[Start of Extracted records]

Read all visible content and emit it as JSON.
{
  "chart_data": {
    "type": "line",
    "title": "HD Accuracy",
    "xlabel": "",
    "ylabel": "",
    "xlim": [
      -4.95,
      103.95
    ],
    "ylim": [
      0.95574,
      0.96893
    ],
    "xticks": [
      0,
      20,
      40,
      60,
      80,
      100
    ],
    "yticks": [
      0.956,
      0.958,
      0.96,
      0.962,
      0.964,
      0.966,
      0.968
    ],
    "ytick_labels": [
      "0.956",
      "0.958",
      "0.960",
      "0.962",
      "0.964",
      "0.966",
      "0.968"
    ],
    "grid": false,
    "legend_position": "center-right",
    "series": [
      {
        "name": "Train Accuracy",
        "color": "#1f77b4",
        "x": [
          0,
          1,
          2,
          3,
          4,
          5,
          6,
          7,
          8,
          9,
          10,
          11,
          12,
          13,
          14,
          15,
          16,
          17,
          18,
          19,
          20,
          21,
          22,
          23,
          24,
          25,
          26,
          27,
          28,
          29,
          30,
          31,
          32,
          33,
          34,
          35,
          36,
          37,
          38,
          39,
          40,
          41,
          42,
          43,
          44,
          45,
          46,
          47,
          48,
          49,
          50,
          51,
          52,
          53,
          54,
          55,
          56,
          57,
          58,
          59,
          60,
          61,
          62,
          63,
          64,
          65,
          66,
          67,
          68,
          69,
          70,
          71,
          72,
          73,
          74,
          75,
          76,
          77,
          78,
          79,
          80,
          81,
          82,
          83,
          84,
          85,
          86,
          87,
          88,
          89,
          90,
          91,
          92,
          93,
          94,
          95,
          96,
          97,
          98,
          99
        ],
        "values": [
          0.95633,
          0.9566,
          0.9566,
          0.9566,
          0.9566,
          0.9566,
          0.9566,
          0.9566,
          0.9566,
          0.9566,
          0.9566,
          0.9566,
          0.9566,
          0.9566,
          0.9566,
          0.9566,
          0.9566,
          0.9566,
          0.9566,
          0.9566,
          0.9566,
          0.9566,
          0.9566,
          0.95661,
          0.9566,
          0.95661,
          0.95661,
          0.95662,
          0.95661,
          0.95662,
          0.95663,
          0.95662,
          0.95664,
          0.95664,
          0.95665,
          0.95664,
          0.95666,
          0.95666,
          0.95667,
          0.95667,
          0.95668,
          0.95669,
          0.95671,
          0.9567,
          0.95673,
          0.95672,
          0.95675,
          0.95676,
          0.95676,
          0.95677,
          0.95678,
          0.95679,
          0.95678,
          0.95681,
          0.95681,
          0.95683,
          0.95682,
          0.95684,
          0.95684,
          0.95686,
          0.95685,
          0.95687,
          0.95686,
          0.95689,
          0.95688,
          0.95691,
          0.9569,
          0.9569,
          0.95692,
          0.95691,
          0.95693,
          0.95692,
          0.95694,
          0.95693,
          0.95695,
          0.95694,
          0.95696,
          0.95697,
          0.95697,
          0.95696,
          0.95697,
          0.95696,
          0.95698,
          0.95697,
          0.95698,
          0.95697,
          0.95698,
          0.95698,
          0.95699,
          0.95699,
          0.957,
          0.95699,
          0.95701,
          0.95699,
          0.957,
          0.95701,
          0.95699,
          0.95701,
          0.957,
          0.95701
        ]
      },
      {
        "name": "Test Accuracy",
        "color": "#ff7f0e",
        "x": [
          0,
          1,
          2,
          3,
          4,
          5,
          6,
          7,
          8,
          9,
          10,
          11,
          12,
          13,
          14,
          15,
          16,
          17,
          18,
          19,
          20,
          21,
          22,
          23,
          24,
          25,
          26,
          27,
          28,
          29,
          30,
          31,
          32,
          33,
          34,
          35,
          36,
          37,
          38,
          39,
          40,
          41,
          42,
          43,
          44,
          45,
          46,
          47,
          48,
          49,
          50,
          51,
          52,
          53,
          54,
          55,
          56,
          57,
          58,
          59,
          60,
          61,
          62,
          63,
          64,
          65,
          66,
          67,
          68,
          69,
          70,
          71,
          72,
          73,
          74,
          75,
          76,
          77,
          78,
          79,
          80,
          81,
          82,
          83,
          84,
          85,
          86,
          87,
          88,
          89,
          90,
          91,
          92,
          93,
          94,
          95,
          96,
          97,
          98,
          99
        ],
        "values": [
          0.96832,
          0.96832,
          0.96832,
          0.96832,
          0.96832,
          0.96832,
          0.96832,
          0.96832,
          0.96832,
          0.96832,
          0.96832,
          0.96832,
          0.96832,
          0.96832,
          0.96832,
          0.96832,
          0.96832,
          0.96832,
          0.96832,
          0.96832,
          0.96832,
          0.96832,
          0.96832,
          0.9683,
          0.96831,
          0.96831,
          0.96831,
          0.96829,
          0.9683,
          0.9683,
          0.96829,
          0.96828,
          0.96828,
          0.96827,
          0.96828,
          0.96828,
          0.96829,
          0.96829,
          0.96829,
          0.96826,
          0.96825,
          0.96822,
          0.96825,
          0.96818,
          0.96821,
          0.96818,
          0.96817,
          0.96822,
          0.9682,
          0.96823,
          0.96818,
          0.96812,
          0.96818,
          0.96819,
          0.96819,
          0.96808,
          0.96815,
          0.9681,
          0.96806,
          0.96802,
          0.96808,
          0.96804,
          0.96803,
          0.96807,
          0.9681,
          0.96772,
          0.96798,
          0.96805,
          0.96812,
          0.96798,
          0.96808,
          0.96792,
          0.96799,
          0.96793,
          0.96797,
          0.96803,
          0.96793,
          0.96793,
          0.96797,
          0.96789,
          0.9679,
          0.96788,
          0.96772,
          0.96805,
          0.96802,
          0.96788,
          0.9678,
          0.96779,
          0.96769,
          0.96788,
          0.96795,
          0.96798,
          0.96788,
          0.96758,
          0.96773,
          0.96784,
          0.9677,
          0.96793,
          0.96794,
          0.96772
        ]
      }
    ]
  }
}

[End of Extracted records]
[Start of Extracted records]

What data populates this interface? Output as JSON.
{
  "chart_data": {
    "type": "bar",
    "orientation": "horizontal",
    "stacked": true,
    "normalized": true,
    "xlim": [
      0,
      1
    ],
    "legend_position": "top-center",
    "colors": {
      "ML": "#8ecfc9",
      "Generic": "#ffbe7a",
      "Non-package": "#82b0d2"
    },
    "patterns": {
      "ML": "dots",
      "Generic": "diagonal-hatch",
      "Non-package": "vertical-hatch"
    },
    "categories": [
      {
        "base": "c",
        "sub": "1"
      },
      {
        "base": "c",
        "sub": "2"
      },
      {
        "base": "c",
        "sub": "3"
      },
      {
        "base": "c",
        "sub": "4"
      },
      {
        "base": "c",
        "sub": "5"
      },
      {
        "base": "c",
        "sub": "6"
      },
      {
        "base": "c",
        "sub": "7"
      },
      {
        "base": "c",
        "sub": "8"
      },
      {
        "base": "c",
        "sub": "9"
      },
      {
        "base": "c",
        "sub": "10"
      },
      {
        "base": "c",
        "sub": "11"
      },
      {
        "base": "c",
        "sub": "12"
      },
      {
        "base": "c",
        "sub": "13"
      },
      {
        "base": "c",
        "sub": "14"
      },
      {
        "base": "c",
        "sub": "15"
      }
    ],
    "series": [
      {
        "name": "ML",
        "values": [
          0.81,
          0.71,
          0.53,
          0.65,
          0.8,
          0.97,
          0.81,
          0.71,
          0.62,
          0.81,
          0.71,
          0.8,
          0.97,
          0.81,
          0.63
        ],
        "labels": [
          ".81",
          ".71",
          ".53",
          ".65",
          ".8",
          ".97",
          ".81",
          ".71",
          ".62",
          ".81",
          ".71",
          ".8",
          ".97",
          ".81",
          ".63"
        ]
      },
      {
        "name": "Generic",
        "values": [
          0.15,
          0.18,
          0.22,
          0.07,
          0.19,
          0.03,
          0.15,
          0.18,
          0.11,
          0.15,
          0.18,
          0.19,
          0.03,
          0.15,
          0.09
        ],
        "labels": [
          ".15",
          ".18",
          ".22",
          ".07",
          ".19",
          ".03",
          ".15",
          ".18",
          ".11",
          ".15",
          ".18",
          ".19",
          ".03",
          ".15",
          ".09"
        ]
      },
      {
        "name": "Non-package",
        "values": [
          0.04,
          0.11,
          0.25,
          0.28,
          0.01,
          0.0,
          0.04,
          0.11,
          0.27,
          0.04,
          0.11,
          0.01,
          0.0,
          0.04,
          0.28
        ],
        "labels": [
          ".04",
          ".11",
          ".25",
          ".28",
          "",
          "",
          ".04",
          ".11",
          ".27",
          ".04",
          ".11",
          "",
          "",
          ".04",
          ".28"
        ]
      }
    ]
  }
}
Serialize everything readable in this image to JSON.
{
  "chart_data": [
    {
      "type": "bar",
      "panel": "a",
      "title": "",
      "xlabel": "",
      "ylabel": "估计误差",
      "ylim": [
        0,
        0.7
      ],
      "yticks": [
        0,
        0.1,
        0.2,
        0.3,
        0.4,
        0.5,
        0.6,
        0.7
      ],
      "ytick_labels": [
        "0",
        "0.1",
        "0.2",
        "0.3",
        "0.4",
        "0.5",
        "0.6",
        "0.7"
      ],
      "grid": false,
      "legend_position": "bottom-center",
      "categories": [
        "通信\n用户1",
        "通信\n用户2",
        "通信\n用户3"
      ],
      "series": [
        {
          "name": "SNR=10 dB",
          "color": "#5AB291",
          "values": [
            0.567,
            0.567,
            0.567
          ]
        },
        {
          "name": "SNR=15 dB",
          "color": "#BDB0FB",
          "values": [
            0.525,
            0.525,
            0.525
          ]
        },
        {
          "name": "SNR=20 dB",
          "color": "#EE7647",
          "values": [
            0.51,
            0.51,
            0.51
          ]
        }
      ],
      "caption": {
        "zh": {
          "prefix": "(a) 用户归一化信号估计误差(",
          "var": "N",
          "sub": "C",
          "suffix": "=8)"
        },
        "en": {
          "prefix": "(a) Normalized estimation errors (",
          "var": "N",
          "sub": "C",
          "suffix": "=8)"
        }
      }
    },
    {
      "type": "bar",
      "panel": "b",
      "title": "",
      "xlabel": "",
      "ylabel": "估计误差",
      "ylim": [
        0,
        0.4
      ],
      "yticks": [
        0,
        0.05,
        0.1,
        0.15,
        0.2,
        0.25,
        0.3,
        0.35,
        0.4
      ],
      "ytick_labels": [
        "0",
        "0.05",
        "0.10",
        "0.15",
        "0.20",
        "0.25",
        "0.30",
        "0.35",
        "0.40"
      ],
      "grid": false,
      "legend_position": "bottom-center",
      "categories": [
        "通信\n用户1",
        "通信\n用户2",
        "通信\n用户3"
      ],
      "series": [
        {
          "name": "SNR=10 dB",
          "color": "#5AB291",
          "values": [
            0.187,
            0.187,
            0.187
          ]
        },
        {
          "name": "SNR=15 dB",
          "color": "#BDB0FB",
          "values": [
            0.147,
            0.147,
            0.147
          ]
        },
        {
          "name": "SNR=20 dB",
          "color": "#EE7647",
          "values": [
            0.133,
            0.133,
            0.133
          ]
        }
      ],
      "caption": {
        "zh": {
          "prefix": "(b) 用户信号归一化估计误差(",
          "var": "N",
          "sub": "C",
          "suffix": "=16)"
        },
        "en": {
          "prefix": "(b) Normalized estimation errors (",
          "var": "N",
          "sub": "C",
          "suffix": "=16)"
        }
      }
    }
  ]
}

[End of Extracted records]

- Task prompt: Find how many lines hold the string "hatch", and state that number alone.

- Answer to this exercise: 2